▸ Available data
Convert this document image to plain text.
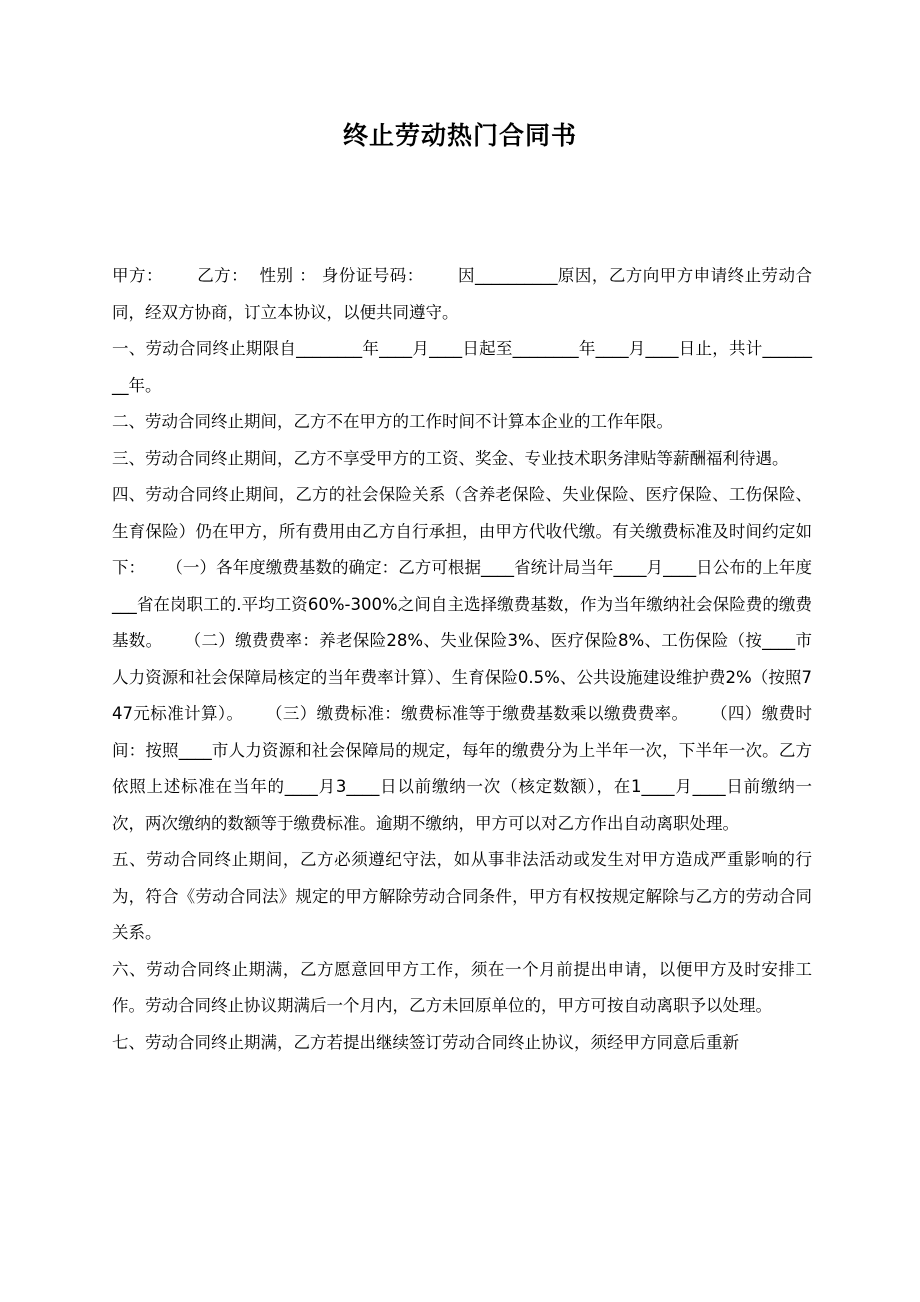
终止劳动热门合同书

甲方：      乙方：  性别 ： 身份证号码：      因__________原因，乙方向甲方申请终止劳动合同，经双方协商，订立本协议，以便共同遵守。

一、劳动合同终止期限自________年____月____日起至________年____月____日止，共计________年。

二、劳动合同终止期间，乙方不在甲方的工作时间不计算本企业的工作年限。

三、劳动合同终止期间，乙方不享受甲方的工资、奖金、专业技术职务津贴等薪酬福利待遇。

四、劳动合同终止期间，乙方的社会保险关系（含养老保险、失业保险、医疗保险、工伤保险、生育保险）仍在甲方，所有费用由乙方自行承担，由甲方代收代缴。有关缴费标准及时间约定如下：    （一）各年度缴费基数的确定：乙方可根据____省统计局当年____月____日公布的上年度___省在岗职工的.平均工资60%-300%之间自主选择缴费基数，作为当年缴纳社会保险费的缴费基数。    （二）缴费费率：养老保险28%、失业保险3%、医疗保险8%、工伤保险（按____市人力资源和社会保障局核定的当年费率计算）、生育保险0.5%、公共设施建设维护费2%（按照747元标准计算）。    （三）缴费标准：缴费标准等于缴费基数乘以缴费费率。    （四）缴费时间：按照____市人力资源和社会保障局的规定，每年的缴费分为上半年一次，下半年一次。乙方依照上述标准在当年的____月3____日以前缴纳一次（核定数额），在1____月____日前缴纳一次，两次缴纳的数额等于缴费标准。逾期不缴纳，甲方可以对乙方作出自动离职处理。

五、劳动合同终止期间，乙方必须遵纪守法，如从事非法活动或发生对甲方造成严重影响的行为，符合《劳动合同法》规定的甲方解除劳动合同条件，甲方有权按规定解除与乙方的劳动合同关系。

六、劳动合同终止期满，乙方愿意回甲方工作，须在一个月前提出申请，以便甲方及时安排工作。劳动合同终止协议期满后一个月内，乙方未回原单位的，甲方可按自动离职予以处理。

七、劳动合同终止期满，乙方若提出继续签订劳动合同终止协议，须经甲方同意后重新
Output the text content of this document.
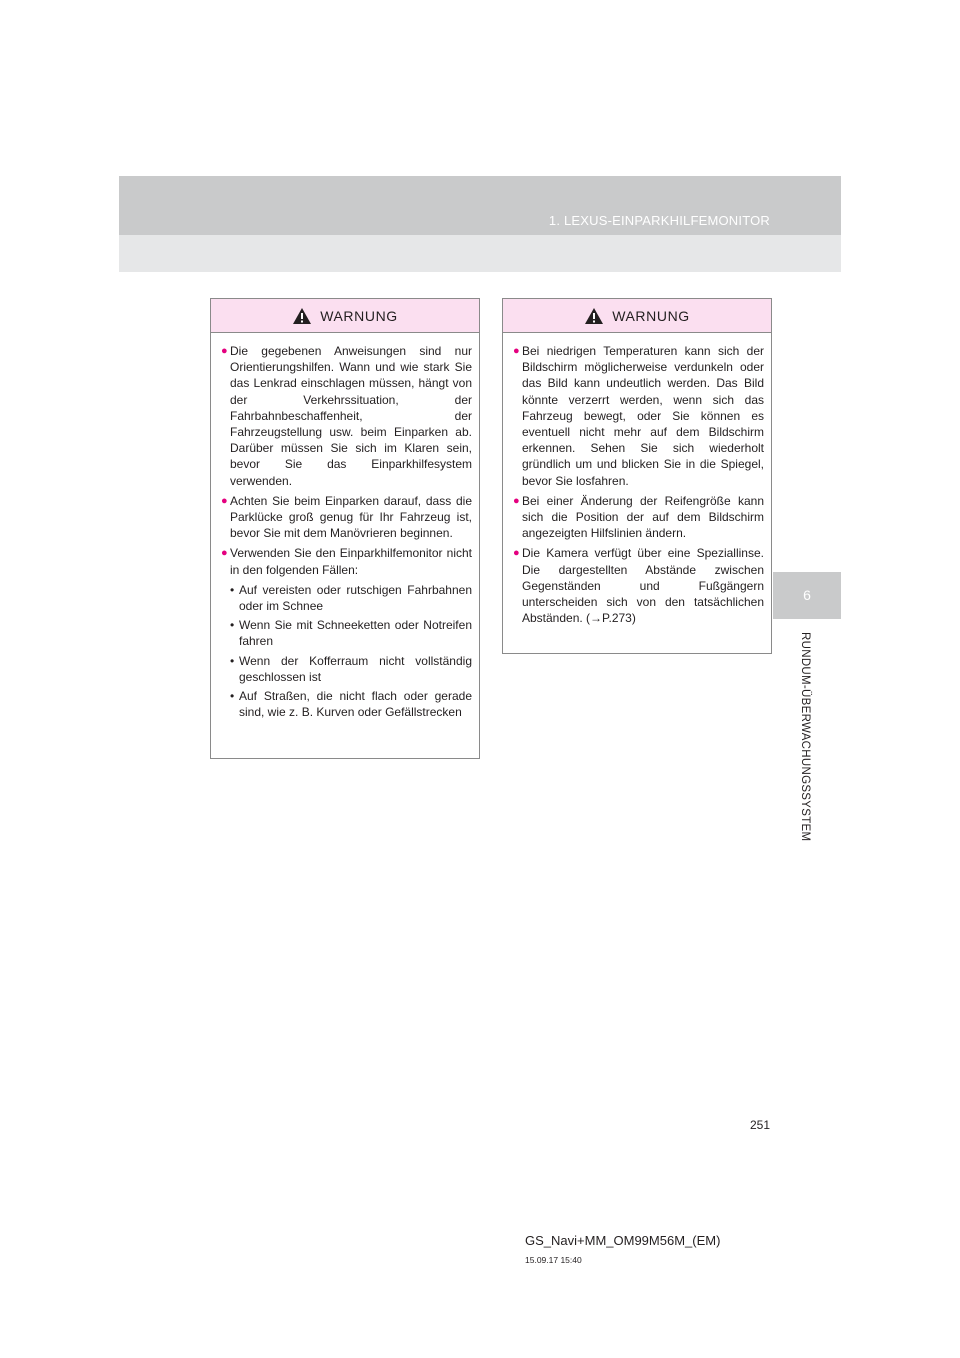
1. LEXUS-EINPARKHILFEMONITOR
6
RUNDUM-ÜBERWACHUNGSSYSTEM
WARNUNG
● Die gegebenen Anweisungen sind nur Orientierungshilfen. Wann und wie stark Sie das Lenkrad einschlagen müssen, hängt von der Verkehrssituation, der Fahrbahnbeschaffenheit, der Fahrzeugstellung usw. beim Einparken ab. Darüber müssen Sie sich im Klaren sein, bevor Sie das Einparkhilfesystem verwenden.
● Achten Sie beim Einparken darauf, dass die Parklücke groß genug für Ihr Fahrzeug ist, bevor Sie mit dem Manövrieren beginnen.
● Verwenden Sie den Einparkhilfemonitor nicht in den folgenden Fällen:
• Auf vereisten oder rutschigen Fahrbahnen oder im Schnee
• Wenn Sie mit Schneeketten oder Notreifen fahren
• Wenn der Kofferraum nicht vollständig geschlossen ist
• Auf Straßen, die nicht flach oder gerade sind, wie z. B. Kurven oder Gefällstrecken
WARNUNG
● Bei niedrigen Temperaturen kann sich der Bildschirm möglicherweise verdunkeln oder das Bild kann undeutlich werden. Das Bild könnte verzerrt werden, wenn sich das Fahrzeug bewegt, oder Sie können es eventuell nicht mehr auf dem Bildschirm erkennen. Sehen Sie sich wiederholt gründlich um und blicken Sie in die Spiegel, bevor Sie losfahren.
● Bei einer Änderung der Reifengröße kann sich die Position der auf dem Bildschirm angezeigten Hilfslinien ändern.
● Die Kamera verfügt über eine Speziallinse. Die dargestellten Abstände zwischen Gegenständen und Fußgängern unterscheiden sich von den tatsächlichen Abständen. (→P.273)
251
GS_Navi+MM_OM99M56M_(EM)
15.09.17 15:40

==

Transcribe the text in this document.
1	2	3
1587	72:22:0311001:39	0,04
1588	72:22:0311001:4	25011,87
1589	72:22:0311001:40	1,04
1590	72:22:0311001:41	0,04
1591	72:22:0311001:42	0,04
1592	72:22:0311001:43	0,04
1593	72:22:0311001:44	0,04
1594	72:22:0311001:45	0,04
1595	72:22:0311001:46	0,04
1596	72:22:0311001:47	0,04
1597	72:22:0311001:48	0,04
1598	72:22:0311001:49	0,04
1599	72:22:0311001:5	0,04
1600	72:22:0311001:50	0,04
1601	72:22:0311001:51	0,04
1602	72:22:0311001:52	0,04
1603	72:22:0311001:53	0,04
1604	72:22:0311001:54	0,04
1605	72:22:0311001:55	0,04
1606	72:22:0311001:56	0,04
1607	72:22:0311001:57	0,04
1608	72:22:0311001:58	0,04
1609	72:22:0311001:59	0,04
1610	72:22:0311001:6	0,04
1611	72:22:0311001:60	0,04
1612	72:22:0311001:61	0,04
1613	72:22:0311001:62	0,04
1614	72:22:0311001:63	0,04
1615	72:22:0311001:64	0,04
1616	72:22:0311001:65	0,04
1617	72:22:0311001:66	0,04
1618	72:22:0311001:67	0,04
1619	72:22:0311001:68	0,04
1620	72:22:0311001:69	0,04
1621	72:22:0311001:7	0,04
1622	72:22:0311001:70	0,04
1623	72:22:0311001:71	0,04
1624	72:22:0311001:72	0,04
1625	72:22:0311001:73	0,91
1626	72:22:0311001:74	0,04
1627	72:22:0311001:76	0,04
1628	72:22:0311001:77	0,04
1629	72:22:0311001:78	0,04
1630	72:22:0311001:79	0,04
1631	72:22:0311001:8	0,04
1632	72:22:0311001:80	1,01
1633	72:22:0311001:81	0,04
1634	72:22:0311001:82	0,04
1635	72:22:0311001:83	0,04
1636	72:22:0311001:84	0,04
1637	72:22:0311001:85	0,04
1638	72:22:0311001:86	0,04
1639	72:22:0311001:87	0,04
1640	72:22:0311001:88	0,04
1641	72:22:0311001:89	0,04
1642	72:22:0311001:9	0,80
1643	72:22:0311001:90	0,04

* * *

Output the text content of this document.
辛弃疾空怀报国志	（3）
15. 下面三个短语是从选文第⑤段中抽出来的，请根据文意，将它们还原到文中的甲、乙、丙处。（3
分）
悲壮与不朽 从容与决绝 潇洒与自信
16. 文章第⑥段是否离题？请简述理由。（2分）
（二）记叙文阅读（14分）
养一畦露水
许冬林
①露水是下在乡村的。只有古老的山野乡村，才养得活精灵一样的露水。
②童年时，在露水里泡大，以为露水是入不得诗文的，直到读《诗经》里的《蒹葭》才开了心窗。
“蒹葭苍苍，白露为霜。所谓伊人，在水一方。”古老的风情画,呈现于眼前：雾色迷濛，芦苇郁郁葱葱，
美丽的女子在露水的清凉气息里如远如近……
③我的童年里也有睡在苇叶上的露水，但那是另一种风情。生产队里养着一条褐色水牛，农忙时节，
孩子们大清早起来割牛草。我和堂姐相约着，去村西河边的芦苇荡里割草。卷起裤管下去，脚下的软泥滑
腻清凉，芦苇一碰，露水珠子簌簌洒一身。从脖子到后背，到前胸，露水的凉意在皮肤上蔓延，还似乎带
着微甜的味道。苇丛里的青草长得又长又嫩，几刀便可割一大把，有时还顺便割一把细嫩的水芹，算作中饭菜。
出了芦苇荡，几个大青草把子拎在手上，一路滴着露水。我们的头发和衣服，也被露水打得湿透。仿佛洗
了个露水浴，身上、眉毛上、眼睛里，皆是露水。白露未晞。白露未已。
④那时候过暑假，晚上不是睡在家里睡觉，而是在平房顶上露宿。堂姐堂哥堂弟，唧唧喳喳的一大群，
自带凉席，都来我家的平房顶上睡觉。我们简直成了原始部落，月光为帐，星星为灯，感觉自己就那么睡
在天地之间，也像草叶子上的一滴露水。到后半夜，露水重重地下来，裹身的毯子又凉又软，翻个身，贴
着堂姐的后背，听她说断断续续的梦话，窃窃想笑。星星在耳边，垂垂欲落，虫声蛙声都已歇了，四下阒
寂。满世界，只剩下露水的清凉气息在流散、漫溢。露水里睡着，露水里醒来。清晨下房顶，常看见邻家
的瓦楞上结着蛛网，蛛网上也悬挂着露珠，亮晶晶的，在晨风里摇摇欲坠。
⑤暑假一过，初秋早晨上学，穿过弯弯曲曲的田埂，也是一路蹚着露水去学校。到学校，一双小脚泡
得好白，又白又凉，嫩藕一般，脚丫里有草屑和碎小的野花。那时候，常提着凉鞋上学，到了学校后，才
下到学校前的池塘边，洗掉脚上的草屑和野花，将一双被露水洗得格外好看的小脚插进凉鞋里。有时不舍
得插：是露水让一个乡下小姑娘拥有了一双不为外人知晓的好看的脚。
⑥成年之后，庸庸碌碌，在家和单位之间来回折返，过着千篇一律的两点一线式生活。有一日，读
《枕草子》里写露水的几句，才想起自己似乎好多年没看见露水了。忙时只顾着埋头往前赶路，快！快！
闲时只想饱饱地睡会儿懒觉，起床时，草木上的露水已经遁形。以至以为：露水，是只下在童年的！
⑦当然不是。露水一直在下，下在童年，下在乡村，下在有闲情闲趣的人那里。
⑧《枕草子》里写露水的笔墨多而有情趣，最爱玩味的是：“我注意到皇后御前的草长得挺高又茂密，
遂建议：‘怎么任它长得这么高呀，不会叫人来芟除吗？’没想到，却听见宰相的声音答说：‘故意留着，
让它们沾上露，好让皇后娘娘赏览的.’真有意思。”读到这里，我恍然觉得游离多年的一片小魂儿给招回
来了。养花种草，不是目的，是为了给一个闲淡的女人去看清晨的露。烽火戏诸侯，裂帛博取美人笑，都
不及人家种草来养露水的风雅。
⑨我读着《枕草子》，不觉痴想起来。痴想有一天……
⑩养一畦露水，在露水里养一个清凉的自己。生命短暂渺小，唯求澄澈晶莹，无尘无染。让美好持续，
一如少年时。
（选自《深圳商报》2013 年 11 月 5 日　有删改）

▸ Aim of the task
State the number of lines in this listing that contain the string "Bildschirm", and add nothing else.

▸ Correct answer
2